● **AIM**
Find the word "this" in the data. Return every line where it appears.

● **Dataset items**
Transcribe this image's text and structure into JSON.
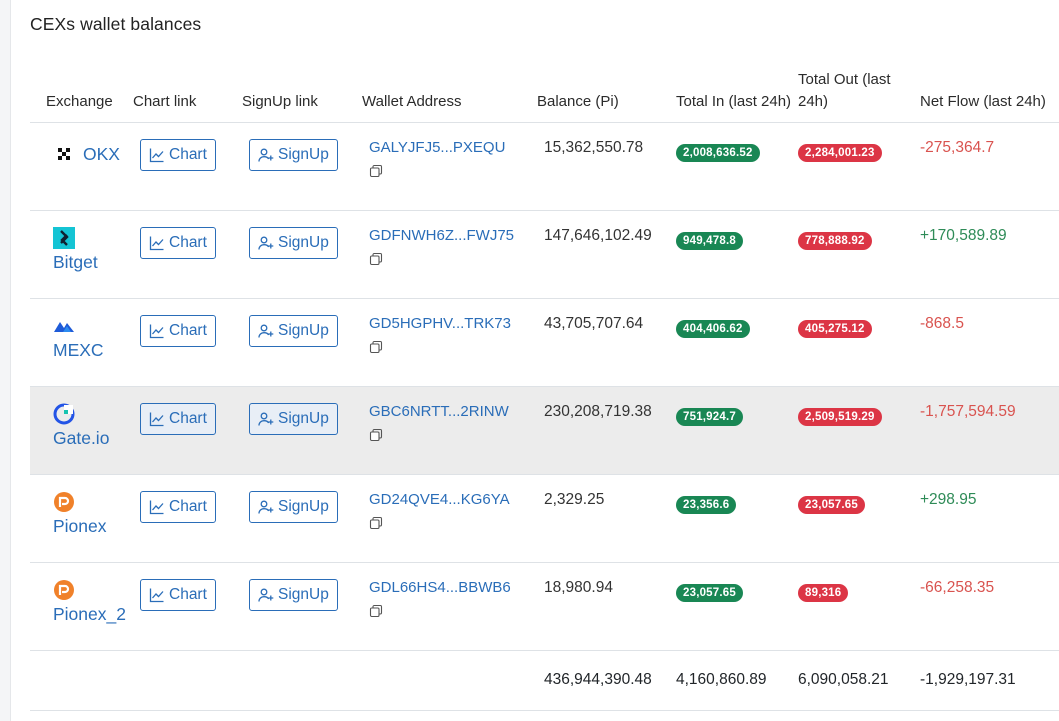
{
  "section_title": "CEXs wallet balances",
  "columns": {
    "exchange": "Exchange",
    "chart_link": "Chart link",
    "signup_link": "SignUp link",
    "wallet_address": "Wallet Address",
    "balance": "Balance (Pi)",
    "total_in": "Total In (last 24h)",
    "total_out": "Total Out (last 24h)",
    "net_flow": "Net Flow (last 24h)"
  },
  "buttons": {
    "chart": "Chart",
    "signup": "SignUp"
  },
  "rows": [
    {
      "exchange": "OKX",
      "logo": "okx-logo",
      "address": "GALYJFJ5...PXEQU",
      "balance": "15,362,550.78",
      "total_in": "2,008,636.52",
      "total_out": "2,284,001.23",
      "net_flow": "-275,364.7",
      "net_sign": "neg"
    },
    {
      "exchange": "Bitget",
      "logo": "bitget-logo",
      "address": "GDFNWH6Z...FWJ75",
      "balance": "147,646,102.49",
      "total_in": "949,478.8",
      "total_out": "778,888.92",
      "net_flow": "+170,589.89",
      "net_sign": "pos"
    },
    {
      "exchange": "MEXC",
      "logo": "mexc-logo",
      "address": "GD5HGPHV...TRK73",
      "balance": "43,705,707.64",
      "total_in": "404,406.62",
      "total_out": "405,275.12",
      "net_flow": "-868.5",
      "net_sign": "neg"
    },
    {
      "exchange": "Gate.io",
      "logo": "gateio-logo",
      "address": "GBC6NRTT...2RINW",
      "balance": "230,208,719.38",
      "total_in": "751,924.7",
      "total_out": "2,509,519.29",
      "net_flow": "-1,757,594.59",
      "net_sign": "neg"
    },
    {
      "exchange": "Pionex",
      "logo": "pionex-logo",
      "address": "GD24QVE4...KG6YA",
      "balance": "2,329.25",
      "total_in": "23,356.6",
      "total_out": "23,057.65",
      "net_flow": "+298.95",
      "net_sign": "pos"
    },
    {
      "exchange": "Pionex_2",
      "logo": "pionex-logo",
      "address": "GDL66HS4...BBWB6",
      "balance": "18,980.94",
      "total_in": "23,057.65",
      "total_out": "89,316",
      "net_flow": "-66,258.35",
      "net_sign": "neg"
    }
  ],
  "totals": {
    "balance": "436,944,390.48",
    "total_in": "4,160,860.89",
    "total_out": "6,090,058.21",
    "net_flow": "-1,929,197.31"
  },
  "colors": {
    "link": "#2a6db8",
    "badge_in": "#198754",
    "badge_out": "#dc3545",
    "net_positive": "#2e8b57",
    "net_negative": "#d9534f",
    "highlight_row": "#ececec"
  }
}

...

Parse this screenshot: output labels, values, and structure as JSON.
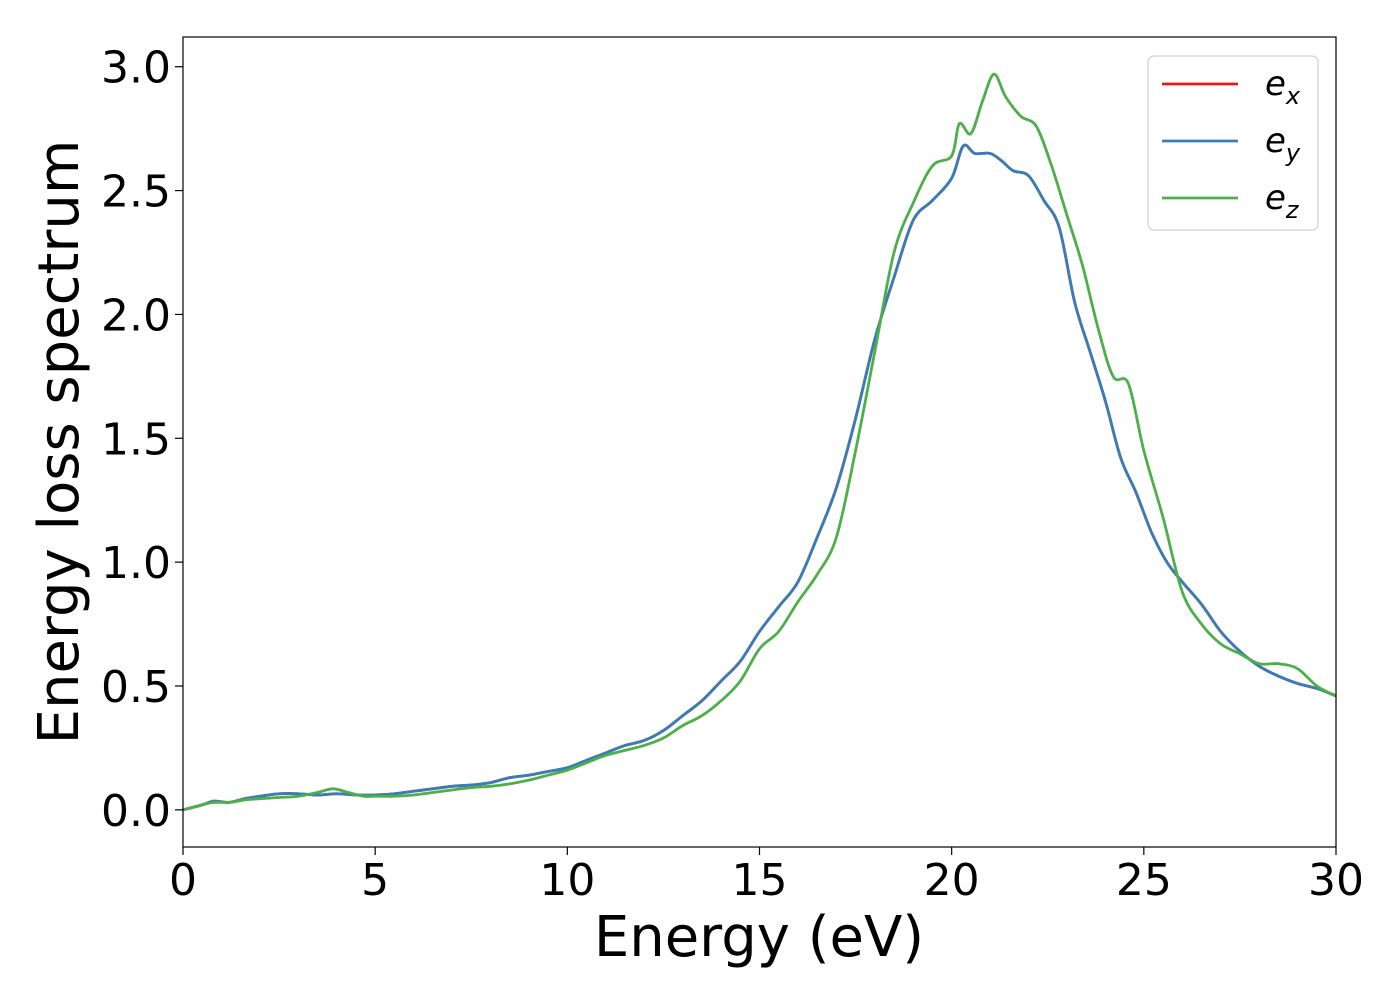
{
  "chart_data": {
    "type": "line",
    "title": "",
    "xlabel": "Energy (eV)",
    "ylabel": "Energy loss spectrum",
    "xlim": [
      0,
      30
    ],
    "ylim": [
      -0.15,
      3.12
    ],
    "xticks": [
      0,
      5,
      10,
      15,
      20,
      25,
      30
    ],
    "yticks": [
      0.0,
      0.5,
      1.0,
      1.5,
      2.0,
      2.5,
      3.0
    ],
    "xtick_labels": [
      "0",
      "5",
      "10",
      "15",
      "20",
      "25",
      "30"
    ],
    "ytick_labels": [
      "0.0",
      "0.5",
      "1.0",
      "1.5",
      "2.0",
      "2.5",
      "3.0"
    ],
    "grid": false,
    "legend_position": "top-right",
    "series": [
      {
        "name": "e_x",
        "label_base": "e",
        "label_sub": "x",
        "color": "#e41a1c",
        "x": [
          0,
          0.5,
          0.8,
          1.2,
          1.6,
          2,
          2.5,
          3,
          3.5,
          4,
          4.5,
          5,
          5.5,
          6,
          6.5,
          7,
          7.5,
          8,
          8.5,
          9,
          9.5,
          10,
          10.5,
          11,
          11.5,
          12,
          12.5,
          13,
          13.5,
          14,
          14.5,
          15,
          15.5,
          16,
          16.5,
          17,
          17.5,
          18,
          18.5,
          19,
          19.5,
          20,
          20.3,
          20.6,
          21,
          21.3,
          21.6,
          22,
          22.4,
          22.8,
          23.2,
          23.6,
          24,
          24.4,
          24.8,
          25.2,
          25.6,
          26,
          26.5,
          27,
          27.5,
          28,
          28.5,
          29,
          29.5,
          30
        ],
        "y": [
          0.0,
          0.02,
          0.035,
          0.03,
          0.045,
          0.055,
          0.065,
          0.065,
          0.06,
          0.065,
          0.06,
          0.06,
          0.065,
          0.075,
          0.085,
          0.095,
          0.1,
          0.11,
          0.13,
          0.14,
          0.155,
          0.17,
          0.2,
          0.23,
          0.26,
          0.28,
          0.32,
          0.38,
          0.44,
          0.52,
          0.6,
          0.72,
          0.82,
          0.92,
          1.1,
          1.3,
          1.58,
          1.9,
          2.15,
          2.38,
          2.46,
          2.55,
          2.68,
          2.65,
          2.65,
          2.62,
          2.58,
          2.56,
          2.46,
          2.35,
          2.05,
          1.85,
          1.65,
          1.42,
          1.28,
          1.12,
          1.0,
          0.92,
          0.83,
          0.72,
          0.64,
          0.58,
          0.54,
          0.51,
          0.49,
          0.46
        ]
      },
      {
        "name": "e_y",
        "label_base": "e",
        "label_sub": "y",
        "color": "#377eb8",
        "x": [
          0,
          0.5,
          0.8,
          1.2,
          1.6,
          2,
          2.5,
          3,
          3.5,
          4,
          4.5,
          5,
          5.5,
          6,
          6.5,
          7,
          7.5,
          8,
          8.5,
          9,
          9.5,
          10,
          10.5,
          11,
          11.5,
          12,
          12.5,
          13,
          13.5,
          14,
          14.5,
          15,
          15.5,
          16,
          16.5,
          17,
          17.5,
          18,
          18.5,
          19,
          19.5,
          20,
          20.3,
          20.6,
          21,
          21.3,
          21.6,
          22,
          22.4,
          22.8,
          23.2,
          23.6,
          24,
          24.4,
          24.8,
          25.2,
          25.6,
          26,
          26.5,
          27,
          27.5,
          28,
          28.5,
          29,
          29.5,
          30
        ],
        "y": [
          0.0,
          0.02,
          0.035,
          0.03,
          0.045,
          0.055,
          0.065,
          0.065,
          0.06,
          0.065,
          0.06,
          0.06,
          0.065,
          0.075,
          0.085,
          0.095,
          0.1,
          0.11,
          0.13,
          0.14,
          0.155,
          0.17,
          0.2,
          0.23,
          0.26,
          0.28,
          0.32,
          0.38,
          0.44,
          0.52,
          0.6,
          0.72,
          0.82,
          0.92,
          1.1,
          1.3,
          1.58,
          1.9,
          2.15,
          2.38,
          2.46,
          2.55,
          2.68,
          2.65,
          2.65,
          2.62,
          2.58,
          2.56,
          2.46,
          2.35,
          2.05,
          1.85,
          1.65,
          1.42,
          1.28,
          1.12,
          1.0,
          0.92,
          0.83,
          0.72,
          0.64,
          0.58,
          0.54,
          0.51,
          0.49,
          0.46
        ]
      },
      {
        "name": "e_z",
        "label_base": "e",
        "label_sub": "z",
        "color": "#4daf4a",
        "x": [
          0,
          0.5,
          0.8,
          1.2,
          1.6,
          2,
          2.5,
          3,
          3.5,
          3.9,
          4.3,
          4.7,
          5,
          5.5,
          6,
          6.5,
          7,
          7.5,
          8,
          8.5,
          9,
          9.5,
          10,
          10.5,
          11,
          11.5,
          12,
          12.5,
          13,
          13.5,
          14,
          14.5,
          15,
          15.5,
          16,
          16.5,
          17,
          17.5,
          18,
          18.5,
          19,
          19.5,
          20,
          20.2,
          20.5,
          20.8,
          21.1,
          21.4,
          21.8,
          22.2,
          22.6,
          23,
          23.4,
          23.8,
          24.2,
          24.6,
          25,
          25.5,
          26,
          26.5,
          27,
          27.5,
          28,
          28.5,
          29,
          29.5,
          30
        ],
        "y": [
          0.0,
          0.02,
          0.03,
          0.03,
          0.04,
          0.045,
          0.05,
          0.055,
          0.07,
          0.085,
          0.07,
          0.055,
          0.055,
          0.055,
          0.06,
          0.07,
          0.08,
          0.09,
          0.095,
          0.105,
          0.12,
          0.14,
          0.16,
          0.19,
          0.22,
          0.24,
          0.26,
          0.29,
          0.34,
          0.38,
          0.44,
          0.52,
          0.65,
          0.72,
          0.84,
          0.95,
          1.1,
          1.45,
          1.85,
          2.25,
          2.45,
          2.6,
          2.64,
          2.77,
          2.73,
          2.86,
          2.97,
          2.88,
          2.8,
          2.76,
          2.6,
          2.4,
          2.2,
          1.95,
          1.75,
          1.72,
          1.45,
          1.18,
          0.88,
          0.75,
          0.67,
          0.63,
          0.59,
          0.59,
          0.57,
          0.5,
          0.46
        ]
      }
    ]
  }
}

● **WRITTEN SOLUTION**
Transcribe this image's text and structure into JSON.
Parse this screenshot: output labels, values, and structure as JSON.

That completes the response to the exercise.